[Work to do]
Find the number of lines below in which the word "Stand" appears, and write that number only.

---

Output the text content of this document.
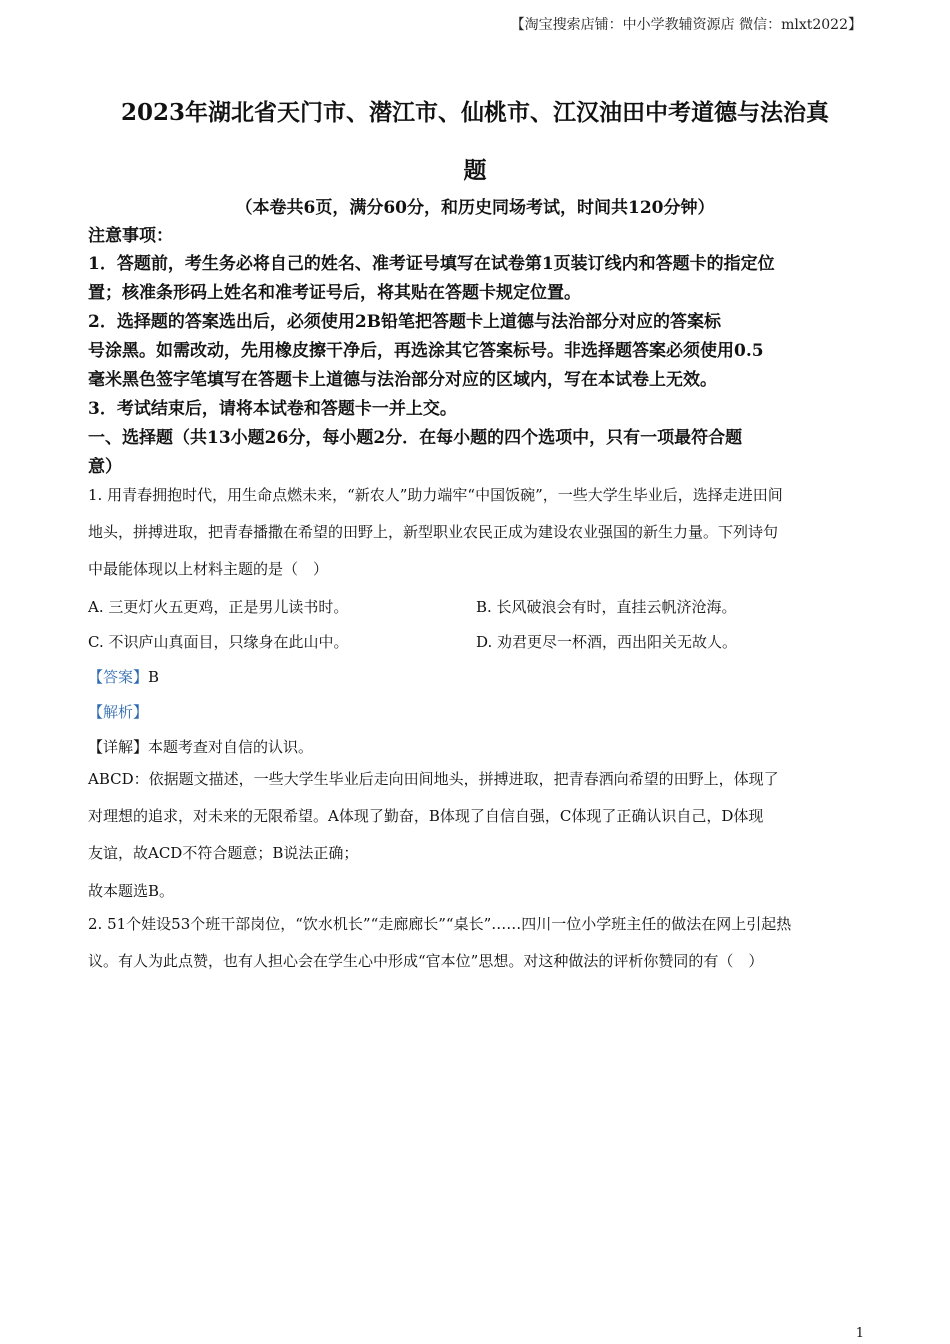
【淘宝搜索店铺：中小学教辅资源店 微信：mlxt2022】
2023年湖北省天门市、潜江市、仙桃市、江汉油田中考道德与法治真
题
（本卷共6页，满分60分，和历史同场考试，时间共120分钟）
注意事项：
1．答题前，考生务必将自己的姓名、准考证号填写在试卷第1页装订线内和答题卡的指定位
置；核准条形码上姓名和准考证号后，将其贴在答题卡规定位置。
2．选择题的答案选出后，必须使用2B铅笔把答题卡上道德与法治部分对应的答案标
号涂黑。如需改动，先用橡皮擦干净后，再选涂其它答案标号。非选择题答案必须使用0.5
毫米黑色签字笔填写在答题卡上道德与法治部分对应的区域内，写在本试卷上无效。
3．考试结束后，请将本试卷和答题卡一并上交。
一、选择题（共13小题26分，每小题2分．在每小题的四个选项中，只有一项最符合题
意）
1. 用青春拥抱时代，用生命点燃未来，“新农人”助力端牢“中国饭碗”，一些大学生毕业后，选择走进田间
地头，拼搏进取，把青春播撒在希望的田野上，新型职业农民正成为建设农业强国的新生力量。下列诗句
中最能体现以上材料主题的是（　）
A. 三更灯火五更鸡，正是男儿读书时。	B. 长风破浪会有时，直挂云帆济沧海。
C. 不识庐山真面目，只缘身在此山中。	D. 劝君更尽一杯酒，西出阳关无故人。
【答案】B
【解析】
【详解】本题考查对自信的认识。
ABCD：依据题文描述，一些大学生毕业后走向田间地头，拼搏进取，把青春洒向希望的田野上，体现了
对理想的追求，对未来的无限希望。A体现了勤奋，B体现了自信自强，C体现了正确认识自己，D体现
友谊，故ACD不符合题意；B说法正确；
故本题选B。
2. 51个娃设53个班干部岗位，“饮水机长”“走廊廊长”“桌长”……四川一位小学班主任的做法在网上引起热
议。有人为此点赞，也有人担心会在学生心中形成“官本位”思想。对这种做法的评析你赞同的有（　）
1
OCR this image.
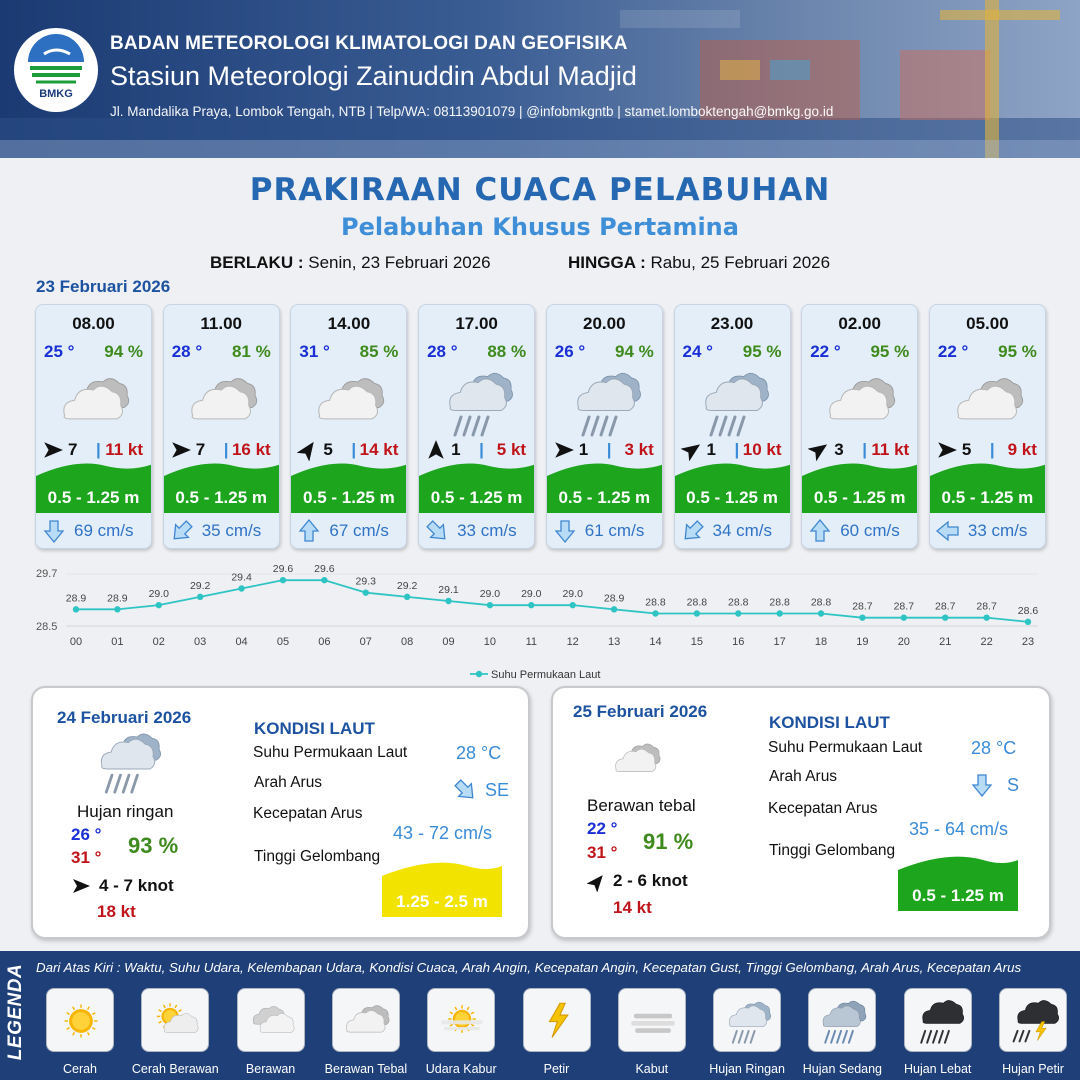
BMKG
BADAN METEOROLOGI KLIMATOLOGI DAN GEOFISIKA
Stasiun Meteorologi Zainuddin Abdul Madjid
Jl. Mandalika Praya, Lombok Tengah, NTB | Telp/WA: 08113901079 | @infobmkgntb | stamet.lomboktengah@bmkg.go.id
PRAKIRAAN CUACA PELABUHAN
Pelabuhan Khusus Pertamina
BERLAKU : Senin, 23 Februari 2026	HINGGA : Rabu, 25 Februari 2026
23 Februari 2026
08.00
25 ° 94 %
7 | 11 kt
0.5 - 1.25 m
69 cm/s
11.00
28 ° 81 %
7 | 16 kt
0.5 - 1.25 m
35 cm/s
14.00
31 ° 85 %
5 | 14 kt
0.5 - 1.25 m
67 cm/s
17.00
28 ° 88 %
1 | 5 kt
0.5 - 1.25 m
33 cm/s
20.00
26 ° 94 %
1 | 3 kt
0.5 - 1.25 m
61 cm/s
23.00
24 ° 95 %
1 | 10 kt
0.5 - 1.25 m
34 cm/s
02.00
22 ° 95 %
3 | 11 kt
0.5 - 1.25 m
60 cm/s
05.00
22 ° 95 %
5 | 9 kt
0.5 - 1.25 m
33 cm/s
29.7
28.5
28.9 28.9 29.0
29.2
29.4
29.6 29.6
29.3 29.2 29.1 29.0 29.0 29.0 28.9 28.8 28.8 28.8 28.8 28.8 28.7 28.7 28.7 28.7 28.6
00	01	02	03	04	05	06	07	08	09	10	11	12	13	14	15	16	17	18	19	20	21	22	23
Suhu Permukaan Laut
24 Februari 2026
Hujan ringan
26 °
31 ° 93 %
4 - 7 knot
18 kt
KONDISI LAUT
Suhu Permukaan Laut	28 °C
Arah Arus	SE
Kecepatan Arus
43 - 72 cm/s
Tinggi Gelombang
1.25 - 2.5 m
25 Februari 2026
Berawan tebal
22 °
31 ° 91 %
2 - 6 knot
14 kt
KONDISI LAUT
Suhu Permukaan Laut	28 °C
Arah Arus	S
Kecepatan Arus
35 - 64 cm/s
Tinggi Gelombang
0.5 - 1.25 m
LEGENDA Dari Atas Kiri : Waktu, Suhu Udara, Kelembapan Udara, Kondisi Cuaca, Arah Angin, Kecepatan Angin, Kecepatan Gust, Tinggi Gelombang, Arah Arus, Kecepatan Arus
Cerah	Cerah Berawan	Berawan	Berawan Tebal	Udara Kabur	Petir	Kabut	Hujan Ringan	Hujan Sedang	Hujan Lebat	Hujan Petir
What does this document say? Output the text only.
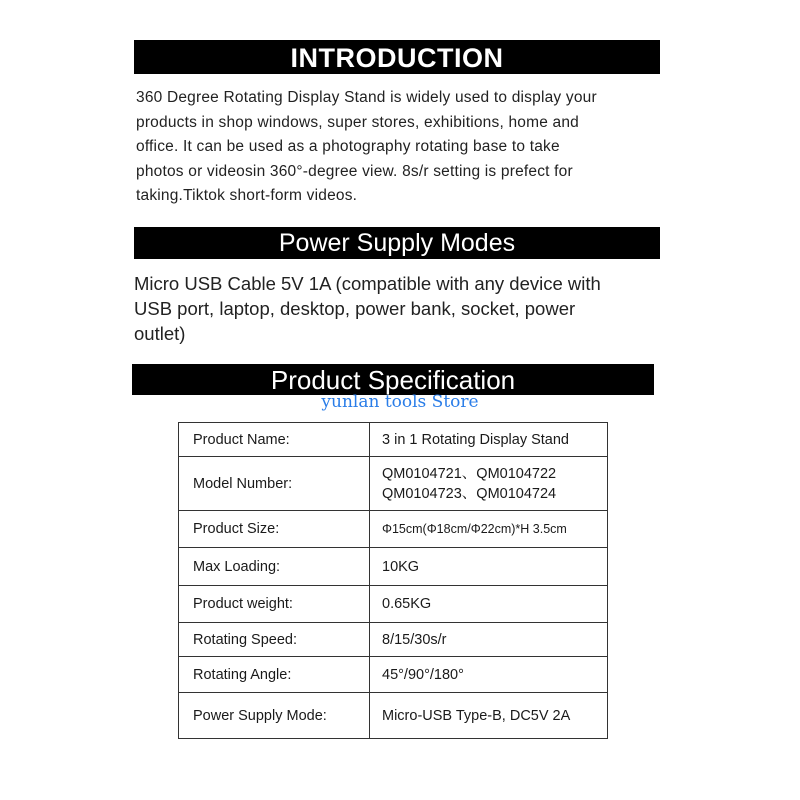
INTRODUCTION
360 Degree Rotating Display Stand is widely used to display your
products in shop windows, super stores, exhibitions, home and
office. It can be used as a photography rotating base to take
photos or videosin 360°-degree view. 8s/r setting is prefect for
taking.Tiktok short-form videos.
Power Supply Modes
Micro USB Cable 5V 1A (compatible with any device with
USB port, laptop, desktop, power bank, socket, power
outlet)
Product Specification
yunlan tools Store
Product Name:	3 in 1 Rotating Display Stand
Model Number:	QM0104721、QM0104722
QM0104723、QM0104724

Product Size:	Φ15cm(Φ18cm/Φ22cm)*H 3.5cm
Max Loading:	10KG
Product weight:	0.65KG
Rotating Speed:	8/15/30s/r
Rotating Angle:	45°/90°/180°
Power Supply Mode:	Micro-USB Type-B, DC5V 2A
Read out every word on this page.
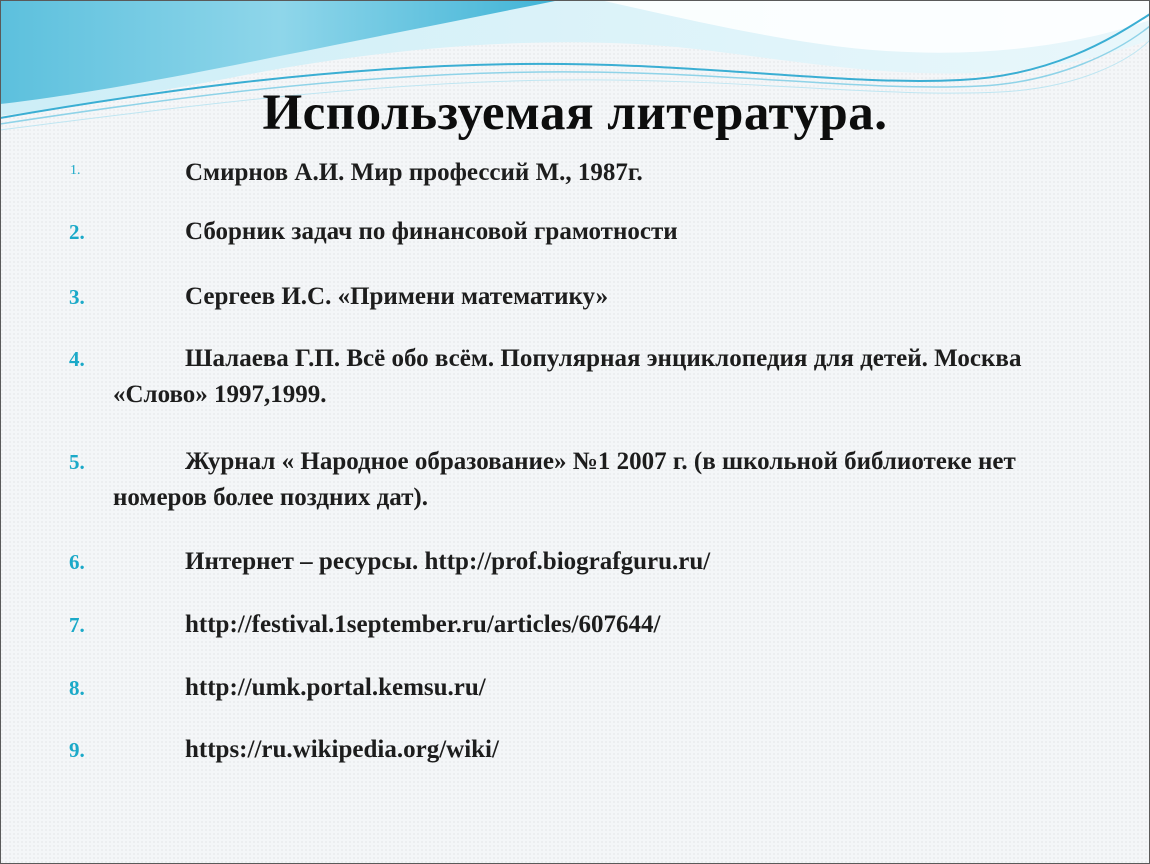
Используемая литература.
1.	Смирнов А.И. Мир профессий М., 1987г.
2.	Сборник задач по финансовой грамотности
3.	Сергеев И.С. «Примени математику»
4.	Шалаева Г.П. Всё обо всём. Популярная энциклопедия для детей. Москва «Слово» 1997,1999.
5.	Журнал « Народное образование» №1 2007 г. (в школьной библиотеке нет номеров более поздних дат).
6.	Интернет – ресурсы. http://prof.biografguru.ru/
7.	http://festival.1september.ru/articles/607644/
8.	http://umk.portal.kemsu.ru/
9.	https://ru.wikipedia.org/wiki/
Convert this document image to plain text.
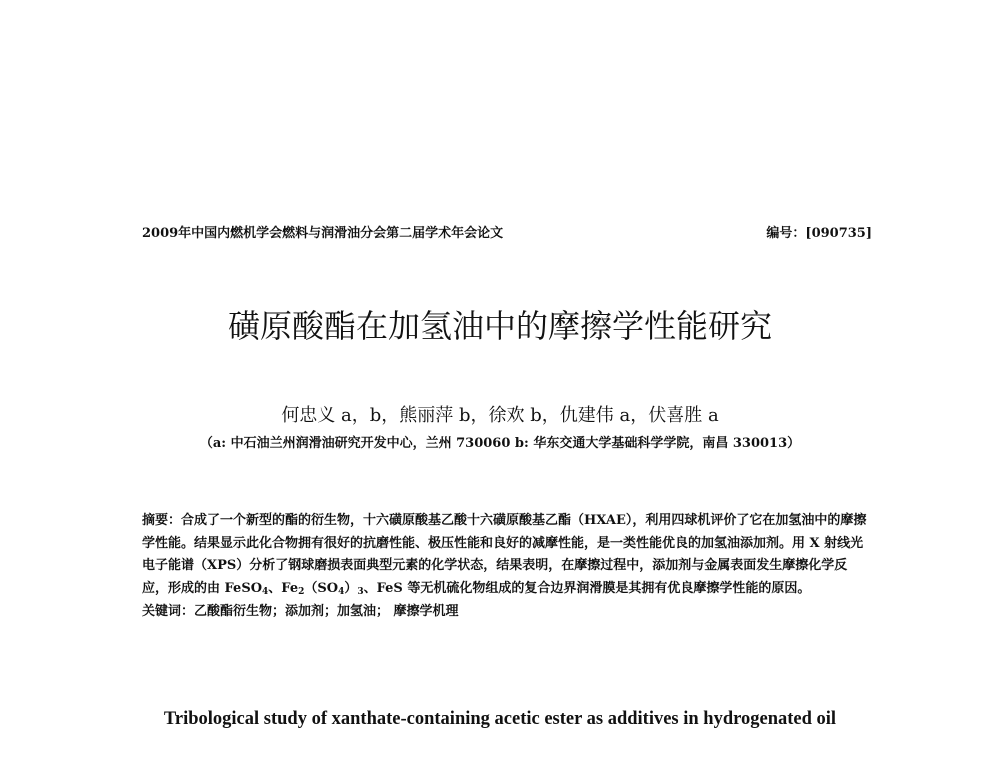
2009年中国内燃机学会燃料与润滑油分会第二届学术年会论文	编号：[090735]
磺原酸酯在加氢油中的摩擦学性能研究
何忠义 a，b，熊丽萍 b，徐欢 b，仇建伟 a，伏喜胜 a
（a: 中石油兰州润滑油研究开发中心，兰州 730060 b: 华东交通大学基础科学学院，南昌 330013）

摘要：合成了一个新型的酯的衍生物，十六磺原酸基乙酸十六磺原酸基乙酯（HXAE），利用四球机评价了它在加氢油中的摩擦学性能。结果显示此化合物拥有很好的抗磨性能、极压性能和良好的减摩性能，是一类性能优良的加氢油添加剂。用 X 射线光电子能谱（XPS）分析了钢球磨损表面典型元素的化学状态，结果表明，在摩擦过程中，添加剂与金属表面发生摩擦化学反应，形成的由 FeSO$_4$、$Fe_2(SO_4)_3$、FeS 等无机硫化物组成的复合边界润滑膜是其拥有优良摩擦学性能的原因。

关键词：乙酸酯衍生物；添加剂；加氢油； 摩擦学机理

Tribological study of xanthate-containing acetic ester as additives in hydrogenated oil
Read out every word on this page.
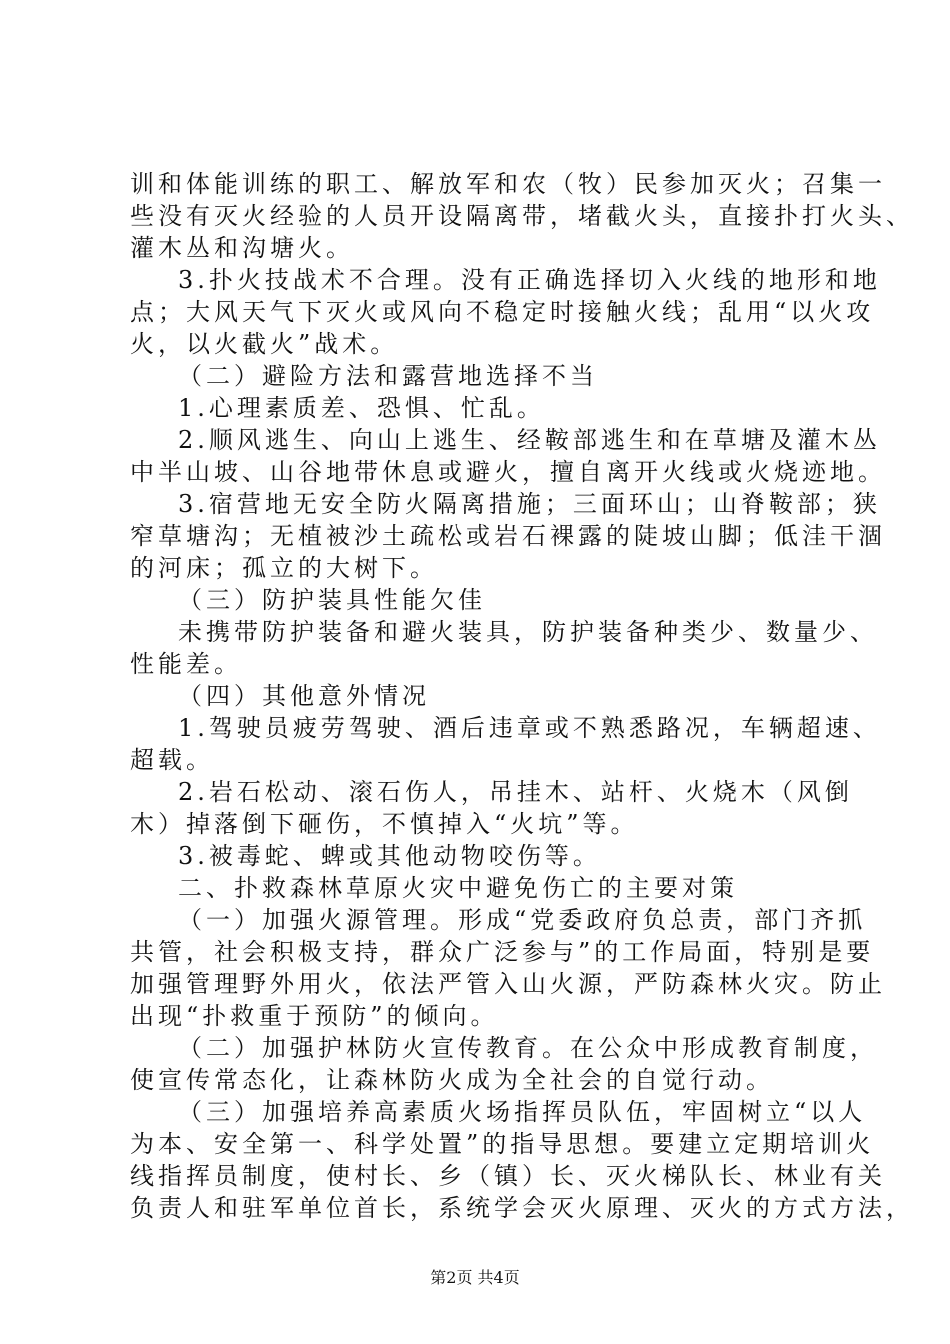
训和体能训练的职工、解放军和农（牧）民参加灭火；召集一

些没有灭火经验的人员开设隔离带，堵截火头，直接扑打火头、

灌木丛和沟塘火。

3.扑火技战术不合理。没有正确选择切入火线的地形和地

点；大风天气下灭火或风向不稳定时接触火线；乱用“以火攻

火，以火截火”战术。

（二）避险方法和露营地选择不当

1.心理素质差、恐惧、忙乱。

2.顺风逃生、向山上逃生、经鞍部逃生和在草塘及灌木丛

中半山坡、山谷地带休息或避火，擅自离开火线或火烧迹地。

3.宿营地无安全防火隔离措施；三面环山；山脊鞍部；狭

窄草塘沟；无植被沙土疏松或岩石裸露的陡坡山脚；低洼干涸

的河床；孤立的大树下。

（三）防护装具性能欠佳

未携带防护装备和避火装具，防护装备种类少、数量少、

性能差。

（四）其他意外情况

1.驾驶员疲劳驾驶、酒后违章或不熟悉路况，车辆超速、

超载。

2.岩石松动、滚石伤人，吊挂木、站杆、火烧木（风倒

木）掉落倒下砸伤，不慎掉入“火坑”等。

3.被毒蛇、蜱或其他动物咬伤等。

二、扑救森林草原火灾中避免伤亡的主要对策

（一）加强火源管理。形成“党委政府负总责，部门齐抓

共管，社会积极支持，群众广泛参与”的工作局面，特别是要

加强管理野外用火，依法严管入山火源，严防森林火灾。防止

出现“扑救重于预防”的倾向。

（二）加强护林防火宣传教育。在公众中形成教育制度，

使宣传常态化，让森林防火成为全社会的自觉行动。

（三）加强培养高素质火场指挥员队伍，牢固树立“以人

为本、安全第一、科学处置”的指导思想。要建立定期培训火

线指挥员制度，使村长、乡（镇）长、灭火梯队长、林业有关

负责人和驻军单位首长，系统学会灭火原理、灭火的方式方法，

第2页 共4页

---

[Task response]
2